TASK MATERIAL:
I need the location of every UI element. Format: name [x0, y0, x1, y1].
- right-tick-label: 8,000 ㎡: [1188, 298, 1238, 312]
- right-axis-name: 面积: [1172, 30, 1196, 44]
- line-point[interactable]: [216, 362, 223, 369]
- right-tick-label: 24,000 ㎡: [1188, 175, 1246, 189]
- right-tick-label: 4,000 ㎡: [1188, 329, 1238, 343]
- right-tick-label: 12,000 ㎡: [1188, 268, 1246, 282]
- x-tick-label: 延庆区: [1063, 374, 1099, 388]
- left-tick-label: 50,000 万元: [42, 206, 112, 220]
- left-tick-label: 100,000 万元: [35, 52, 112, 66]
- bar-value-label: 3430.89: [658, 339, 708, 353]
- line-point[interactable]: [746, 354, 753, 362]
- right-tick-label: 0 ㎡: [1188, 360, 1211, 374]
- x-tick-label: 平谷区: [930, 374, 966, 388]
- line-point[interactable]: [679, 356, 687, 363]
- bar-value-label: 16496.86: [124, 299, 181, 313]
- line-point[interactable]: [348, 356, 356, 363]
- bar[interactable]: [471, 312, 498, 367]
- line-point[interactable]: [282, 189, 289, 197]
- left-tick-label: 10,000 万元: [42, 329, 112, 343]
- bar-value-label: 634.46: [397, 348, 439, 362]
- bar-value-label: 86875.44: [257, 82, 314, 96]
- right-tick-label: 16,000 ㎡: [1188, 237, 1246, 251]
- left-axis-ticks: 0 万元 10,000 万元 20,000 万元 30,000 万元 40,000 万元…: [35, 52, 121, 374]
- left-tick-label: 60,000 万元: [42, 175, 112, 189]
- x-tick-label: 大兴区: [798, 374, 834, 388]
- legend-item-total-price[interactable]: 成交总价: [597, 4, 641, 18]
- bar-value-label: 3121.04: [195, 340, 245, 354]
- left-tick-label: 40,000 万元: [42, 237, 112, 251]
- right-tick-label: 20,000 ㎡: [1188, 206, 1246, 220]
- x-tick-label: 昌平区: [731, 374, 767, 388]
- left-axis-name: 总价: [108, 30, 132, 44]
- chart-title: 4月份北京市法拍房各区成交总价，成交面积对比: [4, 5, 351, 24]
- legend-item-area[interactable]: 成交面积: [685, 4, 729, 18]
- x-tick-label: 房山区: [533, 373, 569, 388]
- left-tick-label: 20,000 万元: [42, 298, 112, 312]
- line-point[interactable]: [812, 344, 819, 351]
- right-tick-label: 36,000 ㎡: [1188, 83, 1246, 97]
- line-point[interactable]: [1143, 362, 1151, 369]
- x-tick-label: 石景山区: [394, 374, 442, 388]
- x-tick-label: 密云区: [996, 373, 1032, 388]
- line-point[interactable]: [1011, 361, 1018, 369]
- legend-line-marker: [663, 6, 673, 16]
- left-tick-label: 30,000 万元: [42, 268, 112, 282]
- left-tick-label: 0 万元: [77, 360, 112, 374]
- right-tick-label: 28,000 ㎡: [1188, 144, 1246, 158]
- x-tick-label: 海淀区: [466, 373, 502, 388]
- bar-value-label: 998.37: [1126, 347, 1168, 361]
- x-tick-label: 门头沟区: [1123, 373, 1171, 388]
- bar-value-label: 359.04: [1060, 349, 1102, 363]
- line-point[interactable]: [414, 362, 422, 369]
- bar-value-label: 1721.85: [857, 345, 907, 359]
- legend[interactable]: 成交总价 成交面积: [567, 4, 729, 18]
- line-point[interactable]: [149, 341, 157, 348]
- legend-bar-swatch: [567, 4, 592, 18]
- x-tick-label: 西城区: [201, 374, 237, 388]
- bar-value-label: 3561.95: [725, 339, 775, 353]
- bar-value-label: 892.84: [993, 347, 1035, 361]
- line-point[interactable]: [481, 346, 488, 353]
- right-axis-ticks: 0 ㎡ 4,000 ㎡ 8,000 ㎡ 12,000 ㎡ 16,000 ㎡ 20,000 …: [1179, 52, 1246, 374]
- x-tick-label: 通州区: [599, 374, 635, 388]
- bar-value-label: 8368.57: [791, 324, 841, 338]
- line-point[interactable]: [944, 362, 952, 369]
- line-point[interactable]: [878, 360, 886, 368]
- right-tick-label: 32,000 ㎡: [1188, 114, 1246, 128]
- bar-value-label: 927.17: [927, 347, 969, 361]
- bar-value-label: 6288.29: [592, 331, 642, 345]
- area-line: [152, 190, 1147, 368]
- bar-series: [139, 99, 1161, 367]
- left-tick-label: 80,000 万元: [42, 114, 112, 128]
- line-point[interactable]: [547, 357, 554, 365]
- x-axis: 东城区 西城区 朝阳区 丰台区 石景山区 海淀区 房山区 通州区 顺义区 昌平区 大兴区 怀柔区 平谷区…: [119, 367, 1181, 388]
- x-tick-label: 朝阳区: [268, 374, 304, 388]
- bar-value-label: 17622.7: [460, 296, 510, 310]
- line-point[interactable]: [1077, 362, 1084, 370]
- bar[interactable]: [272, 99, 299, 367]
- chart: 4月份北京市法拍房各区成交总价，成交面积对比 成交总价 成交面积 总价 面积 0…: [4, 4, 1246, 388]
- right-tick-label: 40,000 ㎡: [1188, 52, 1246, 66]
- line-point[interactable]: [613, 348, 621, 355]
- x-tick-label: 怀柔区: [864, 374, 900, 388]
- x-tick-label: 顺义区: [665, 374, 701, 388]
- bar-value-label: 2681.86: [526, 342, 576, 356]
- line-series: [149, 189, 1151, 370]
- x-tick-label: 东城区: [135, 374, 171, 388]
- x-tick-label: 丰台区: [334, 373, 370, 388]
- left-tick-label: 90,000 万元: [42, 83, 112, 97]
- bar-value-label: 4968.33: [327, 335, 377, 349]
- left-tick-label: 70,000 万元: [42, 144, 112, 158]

REQUIRED WORK:
Copy every row above again, word for word, keeping the original order.

RESPONSE:
I need the location of every UI element. Format: name [x0, y0, x1, y1].
- right-tick-label: 8,000 ㎡: [1188, 298, 1238, 312]
- right-axis-name: 面积: [1172, 30, 1196, 44]
- line-point[interactable]: [216, 362, 223, 369]
- right-tick-label: 24,000 ㎡: [1188, 175, 1246, 189]
- right-tick-label: 4,000 ㎡: [1188, 329, 1238, 343]
- right-tick-label: 12,000 ㎡: [1188, 268, 1246, 282]
- x-tick-label: 延庆区: [1063, 374, 1099, 388]
- left-tick-label: 50,000 万元: [42, 206, 112, 220]
- left-tick-label: 100,000 万元: [35, 52, 112, 66]
- bar-value-label: 3430.89: [658, 339, 708, 353]
- line-point[interactable]: [746, 354, 753, 362]
- right-tick-label: 0 ㎡: [1188, 360, 1211, 374]
- x-tick-label: 平谷区: [930, 374, 966, 388]
- line-point[interactable]: [679, 356, 687, 363]
- bar-value-label: 16496.86: [124, 299, 181, 313]
- line-point[interactable]: [348, 356, 356, 363]
- bar[interactable]: [471, 312, 498, 367]
- line-point[interactable]: [282, 189, 289, 197]
- left-tick-label: 10,000 万元: [42, 329, 112, 343]
- bar-value-label: 634.46: [397, 348, 439, 362]
- bar-value-label: 86875.44: [257, 82, 314, 96]
- right-tick-label: 16,000 ㎡: [1188, 237, 1246, 251]
- left-axis-ticks: 0 万元 10,000 万元 20,000 万元 30,000 万元 40,000 万元…: [35, 52, 121, 374]
- left-tick-label: 60,000 万元: [42, 175, 112, 189]
- x-tick-label: 大兴区: [798, 374, 834, 388]
- legend-item-total-price[interactable]: 成交总价: [597, 4, 641, 18]
- bar-value-label: 3121.04: [195, 340, 245, 354]
- left-tick-label: 40,000 万元: [42, 237, 112, 251]
- right-tick-label: 20,000 ㎡: [1188, 206, 1246, 220]
- x-tick-label: 昌平区: [731, 374, 767, 388]
- left-axis-name: 总价: [108, 30, 132, 44]
- chart-title: 4月份北京市法拍房各区成交总价，成交面积对比: [4, 5, 351, 24]
- legend-item-area[interactable]: 成交面积: [685, 4, 729, 18]
- x-tick-label: 房山区: [533, 373, 569, 388]
- left-tick-label: 20,000 万元: [42, 298, 112, 312]
- line-point[interactable]: [812, 344, 819, 351]
- right-tick-label: 36,000 ㎡: [1188, 83, 1246, 97]
- line-point[interactable]: [1143, 362, 1151, 369]
- x-tick-label: 石景山区: [394, 374, 442, 388]
- x-tick-label: 密云区: [996, 373, 1032, 388]
- line-point[interactable]: [1011, 361, 1018, 369]
- legend-line-marker: [663, 6, 673, 16]
- left-tick-label: 30,000 万元: [42, 268, 112, 282]
- left-tick-label: 0 万元: [77, 360, 112, 374]
- right-tick-label: 28,000 ㎡: [1188, 144, 1246, 158]
- x-tick-label: 海淀区: [466, 373, 502, 388]
- bar-value-label: 998.37: [1126, 347, 1168, 361]
- x-tick-label: 门头沟区: [1123, 373, 1171, 388]
- bar-value-label: 359.04: [1060, 349, 1102, 363]
- line-point[interactable]: [414, 362, 422, 369]
- bar-value-label: 1721.85: [857, 345, 907, 359]
- legend[interactable]: 成交总价 成交面积: [567, 4, 729, 18]
- line-point[interactable]: [149, 341, 157, 348]
- legend-bar-swatch: [567, 4, 592, 18]
- x-tick-label: 西城区: [201, 374, 237, 388]
- bar-value-label: 3561.95: [725, 339, 775, 353]
- bar-value-label: 892.84: [993, 347, 1035, 361]
- line-point[interactable]: [481, 346, 488, 353]
- right-axis-ticks: 0 ㎡ 4,000 ㎡ 8,000 ㎡ 12,000 ㎡ 16,000 ㎡ 20,000 …: [1179, 52, 1246, 374]
- x-tick-label: 通州区: [599, 374, 635, 388]
- bar-value-label: 8368.57: [791, 324, 841, 338]
- line-point[interactable]: [944, 362, 952, 369]
- line-point[interactable]: [878, 360, 886, 368]
- right-tick-label: 32,000 ㎡: [1188, 114, 1246, 128]
- bar-value-label: 927.17: [927, 347, 969, 361]
- bar-value-label: 6288.29: [592, 331, 642, 345]
- area-line: [152, 190, 1147, 368]
- bar-series: [139, 99, 1161, 367]
- left-tick-label: 80,000 万元: [42, 114, 112, 128]
- line-point[interactable]: [547, 357, 554, 365]
- x-axis: 东城区 西城区 朝阳区 丰台区 石景山区 海淀区 房山区 通州区 顺义区 昌平区 大兴区 怀柔区 平谷区…: [119, 367, 1181, 388]
- x-tick-label: 朝阳区: [268, 374, 304, 388]
- bar-value-label: 17622.7: [460, 296, 510, 310]
- line-point[interactable]: [1077, 362, 1084, 370]
- bar[interactable]: [272, 99, 299, 367]
- chart: 4月份北京市法拍房各区成交总价，成交面积对比 成交总价 成交面积 总价 面积 0…: [4, 4, 1246, 388]
- right-tick-label: 40,000 ㎡: [1188, 52, 1246, 66]
- line-point[interactable]: [613, 348, 621, 355]
- x-tick-label: 怀柔区: [864, 374, 900, 388]
- x-tick-label: 顺义区: [665, 374, 701, 388]
- bar-value-label: 2681.86: [526, 342, 576, 356]
- line-series: [149, 189, 1151, 370]
- x-tick-label: 东城区: [135, 374, 171, 388]
- x-tick-label: 丰台区: [334, 373, 370, 388]
- left-tick-label: 90,000 万元: [42, 83, 112, 97]
- bar-value-label: 4968.33: [327, 335, 377, 349]
- left-tick-label: 70,000 万元: [42, 144, 112, 158]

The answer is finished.